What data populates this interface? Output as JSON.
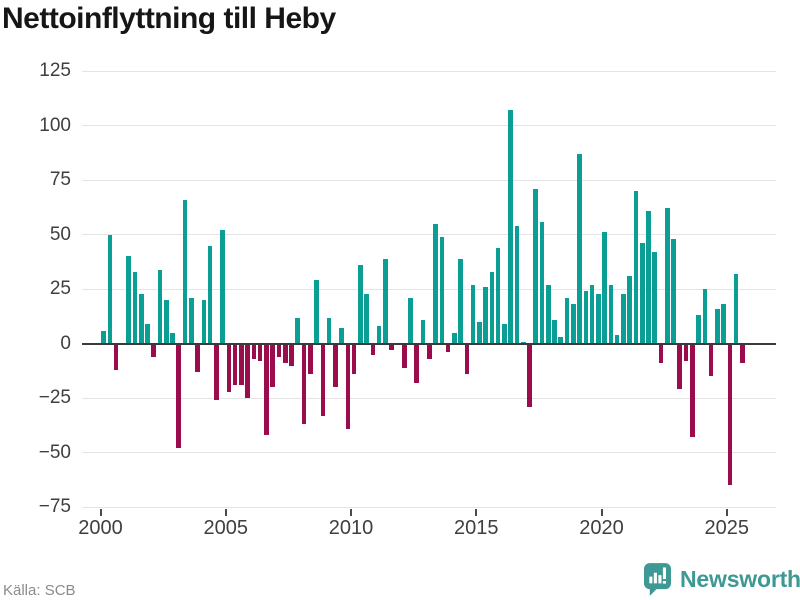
{
  "title": "Nettoinflyttning till Heby",
  "source": "Källa: SCB",
  "brand": {
    "name": "Newsworthy"
  },
  "chart_data": {
    "type": "bar",
    "frequency": "quarterly",
    "title": "Nettoinflyttning till Heby",
    "xlabel": "",
    "ylabel": "",
    "ylim": [
      -75,
      125
    ],
    "grid": true,
    "legend": "none",
    "colors": {
      "positive": "#0b9e95",
      "negative": "#9b0c4d"
    },
    "yticks": [
      {
        "label": "125",
        "value": 125
      },
      {
        "label": "100",
        "value": 100
      },
      {
        "label": "75",
        "value": 75
      },
      {
        "label": "50",
        "value": 50
      },
      {
        "label": "25",
        "value": 25
      },
      {
        "label": "0",
        "value": 0
      },
      {
        "label": "−25",
        "value": -25
      },
      {
        "label": "−50",
        "value": -50
      },
      {
        "label": "−75",
        "value": -75
      }
    ],
    "xticks": [
      {
        "label": "2000",
        "value": 2000
      },
      {
        "label": "2005",
        "value": 2005
      },
      {
        "label": "2010",
        "value": 2010
      },
      {
        "label": "2015",
        "value": 2015
      },
      {
        "label": "2020",
        "value": 2020
      },
      {
        "label": "2025",
        "value": 2025
      }
    ],
    "years": [
      {
        "year": 2000,
        "values": [
          6,
          50,
          -12,
          0
        ]
      },
      {
        "year": 2001,
        "values": [
          40,
          33,
          23,
          9
        ]
      },
      {
        "year": 2002,
        "values": [
          -6,
          34,
          20,
          5
        ]
      },
      {
        "year": 2003,
        "values": [
          -48,
          66,
          21,
          -13
        ]
      },
      {
        "year": 2004,
        "values": [
          20,
          45,
          -26,
          52
        ]
      },
      {
        "year": 2005,
        "values": [
          -22,
          -19,
          -19,
          -25
        ]
      },
      {
        "year": 2006,
        "values": [
          -7,
          -8,
          -42,
          -20
        ]
      },
      {
        "year": 2007,
        "values": [
          -6,
          -9,
          -10,
          12
        ]
      },
      {
        "year": 2008,
        "values": [
          -37,
          -14,
          29,
          -33
        ]
      },
      {
        "year": 2009,
        "values": [
          12,
          -20,
          7,
          -39
        ]
      },
      {
        "year": 2010,
        "values": [
          -14,
          36,
          23,
          -5
        ]
      },
      {
        "year": 2011,
        "values": [
          8,
          39,
          -3,
          0
        ]
      },
      {
        "year": 2012,
        "values": [
          -11,
          21,
          -18,
          11
        ]
      },
      {
        "year": 2013,
        "values": [
          -7,
          55,
          49,
          -4
        ]
      },
      {
        "year": 2014,
        "values": [
          5,
          39,
          -14,
          27
        ]
      },
      {
        "year": 2015,
        "values": [
          10,
          26,
          33,
          44
        ]
      },
      {
        "year": 2016,
        "values": [
          9,
          107,
          54,
          1
        ]
      },
      {
        "year": 2017,
        "values": [
          -29,
          71,
          56,
          27
        ]
      },
      {
        "year": 2018,
        "values": [
          11,
          3,
          21,
          18
        ]
      },
      {
        "year": 2019,
        "values": [
          87,
          24,
          27,
          23
        ]
      },
      {
        "year": 2020,
        "values": [
          51,
          27,
          4,
          23
        ]
      },
      {
        "year": 2021,
        "values": [
          31,
          70,
          46,
          61
        ]
      },
      {
        "year": 2022,
        "values": [
          42,
          -9,
          62,
          48
        ]
      },
      {
        "year": 2023,
        "values": [
          -21,
          -8,
          -43,
          13
        ]
      },
      {
        "year": 2024,
        "values": [
          25,
          -15,
          16,
          18
        ]
      },
      {
        "year": 2025,
        "values": [
          -65,
          32,
          -9
        ]
      }
    ]
  }
}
####################
REQUIREMENT |
In the copy, include all records verbatim but no images.

EXERCISE RESULT |
What data populates this interface? Output as JSON.
{
  "title": "Nettoinflyttning till Heby",
  "source": "Källa: SCB",
  "brand": {
    "name": "Newsworthy"
  },
  "chart_data": {
    "type": "bar",
    "frequency": "quarterly",
    "title": "Nettoinflyttning till Heby",
    "xlabel": "",
    "ylabel": "",
    "ylim": [
      -75,
      125
    ],
    "grid": true,
    "legend": "none",
    "colors": {
      "positive": "#0b9e95",
      "negative": "#9b0c4d"
    },
    "yticks": [
      {
        "label": "125",
        "value": 125
      },
      {
        "label": "100",
        "value": 100
      },
      {
        "label": "75",
        "value": 75
      },
      {
        "label": "50",
        "value": 50
      },
      {
        "label": "25",
        "value": 25
      },
      {
        "label": "0",
        "value": 0
      },
      {
        "label": "−25",
        "value": -25
      },
      {
        "label": "−50",
        "value": -50
      },
      {
        "label": "−75",
        "value": -75
      }
    ],
    "xticks": [
      {
        "label": "2000",
        "value": 2000
      },
      {
        "label": "2005",
        "value": 2005
      },
      {
        "label": "2010",
        "value": 2010
      },
      {
        "label": "2015",
        "value": 2015
      },
      {
        "label": "2020",
        "value": 2020
      },
      {
        "label": "2025",
        "value": 2025
      }
    ],
    "years": [
      {
        "year": 2000,
        "values": [
          6,
          50,
          -12,
          0
        ]
      },
      {
        "year": 2001,
        "values": [
          40,
          33,
          23,
          9
        ]
      },
      {
        "year": 2002,
        "values": [
          -6,
          34,
          20,
          5
        ]
      },
      {
        "year": 2003,
        "values": [
          -48,
          66,
          21,
          -13
        ]
      },
      {
        "year": 2004,
        "values": [
          20,
          45,
          -26,
          52
        ]
      },
      {
        "year": 2005,
        "values": [
          -22,
          -19,
          -19,
          -25
        ]
      },
      {
        "year": 2006,
        "values": [
          -7,
          -8,
          -42,
          -20
        ]
      },
      {
        "year": 2007,
        "values": [
          -6,
          -9,
          -10,
          12
        ]
      },
      {
        "year": 2008,
        "values": [
          -37,
          -14,
          29,
          -33
        ]
      },
      {
        "year": 2009,
        "values": [
          12,
          -20,
          7,
          -39
        ]
      },
      {
        "year": 2010,
        "values": [
          -14,
          36,
          23,
          -5
        ]
      },
      {
        "year": 2011,
        "values": [
          8,
          39,
          -3,
          0
        ]
      },
      {
        "year": 2012,
        "values": [
          -11,
          21,
          -18,
          11
        ]
      },
      {
        "year": 2013,
        "values": [
          -7,
          55,
          49,
          -4
        ]
      },
      {
        "year": 2014,
        "values": [
          5,
          39,
          -14,
          27
        ]
      },
      {
        "year": 2015,
        "values": [
          10,
          26,
          33,
          44
        ]
      },
      {
        "year": 2016,
        "values": [
          9,
          107,
          54,
          1
        ]
      },
      {
        "year": 2017,
        "values": [
          -29,
          71,
          56,
          27
        ]
      },
      {
        "year": 2018,
        "values": [
          11,
          3,
          21,
          18
        ]
      },
      {
        "year": 2019,
        "values": [
          87,
          24,
          27,
          23
        ]
      },
      {
        "year": 2020,
        "values": [
          51,
          27,
          4,
          23
        ]
      },
      {
        "year": 2021,
        "values": [
          31,
          70,
          46,
          61
        ]
      },
      {
        "year": 2022,
        "values": [
          42,
          -9,
          62,
          48
        ]
      },
      {
        "year": 2023,
        "values": [
          -21,
          -8,
          -43,
          13
        ]
      },
      {
        "year": 2024,
        "values": [
          25,
          -15,
          16,
          18
        ]
      },
      {
        "year": 2025,
        "values": [
          -65,
          32,
          -9
        ]
      }
    ]
  }
}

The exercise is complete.